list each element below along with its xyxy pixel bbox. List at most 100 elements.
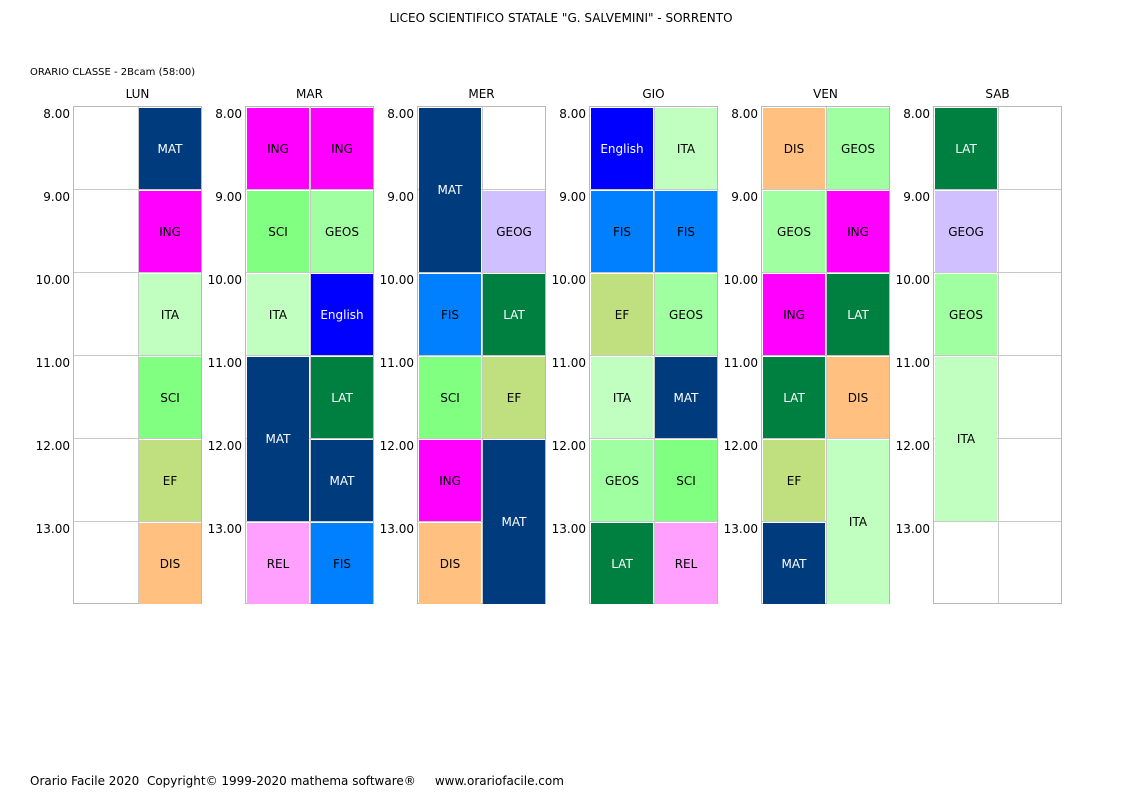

...

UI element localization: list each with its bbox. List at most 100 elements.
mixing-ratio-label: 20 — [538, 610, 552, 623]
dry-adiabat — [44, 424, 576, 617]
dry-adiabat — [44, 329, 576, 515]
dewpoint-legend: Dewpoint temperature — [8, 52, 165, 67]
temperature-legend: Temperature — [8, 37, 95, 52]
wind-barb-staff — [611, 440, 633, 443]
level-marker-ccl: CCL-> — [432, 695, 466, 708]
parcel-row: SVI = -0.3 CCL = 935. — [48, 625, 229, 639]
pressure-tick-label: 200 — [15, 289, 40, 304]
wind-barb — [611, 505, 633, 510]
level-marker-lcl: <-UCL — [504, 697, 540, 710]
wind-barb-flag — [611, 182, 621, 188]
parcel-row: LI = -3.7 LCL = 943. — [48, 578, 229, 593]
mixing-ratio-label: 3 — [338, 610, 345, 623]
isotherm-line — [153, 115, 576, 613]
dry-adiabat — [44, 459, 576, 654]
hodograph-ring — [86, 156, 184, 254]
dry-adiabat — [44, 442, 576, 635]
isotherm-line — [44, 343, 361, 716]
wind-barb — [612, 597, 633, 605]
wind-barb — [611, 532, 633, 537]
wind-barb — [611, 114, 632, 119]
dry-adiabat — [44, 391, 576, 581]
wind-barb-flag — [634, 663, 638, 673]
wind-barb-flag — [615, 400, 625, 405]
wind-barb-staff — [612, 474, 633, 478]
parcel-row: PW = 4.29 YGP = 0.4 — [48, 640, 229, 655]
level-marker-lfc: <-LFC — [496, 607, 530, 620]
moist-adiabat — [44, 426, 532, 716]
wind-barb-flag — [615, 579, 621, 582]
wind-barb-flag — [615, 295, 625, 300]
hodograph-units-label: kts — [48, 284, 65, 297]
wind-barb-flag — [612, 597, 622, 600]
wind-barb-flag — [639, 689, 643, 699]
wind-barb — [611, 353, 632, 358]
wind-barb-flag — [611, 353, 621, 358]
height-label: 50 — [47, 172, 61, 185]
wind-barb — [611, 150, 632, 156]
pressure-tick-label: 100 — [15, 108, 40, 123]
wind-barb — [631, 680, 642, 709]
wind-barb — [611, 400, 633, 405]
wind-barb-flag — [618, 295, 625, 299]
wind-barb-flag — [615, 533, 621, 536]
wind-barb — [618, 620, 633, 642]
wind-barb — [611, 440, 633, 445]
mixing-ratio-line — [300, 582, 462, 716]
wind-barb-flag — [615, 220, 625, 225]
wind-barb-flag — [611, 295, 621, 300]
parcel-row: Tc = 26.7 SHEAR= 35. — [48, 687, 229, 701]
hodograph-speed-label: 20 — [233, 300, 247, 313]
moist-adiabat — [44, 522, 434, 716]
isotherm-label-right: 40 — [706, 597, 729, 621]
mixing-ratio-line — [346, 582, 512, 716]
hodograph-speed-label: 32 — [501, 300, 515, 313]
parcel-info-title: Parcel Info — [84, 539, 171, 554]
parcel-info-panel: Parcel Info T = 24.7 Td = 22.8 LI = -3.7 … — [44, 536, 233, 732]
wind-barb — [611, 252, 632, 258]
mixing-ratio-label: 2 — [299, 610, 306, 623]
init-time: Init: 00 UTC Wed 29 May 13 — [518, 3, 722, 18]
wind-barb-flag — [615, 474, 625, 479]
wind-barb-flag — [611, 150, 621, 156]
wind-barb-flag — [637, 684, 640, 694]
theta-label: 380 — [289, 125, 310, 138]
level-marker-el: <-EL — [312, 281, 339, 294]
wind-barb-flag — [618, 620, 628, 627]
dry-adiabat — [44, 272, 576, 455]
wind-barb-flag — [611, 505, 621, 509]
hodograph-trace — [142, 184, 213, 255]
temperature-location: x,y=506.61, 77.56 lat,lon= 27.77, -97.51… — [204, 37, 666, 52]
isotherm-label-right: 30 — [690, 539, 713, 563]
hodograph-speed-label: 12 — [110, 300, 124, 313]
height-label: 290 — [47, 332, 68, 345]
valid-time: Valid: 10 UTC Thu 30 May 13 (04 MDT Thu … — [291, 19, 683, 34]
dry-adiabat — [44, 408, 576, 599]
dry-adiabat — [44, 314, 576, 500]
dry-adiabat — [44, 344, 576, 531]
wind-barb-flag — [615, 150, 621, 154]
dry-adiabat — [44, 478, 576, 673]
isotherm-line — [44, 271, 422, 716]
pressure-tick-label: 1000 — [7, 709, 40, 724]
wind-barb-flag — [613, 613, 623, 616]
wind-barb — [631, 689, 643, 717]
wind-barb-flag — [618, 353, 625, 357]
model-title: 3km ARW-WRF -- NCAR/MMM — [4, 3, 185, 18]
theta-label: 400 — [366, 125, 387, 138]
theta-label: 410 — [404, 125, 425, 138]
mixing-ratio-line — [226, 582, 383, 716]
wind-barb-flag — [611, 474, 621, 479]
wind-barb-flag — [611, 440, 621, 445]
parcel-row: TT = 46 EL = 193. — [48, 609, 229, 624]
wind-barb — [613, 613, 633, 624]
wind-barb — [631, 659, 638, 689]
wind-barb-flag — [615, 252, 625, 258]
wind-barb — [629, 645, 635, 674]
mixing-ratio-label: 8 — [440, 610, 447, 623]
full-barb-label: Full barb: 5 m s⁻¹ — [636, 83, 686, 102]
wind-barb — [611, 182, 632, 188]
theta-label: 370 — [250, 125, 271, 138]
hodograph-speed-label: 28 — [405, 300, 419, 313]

- **EXERCISE DESCRIPTION**
Copy out everything from the line containing "UI element localization: list" down to the line containing "dewpoint-legend: Dewpoint temperature" in the entries above, keeping each line the same.

- **WRITTEN RESPONSE**
UI element localization: list each with its bbox. List at most 100 elements.
mixing-ratio-label: 20 — [538, 610, 552, 623]
dry-adiabat — [44, 424, 576, 617]
dry-adiabat — [44, 329, 576, 515]
dewpoint-legend: Dewpoint temperature — [8, 52, 165, 67]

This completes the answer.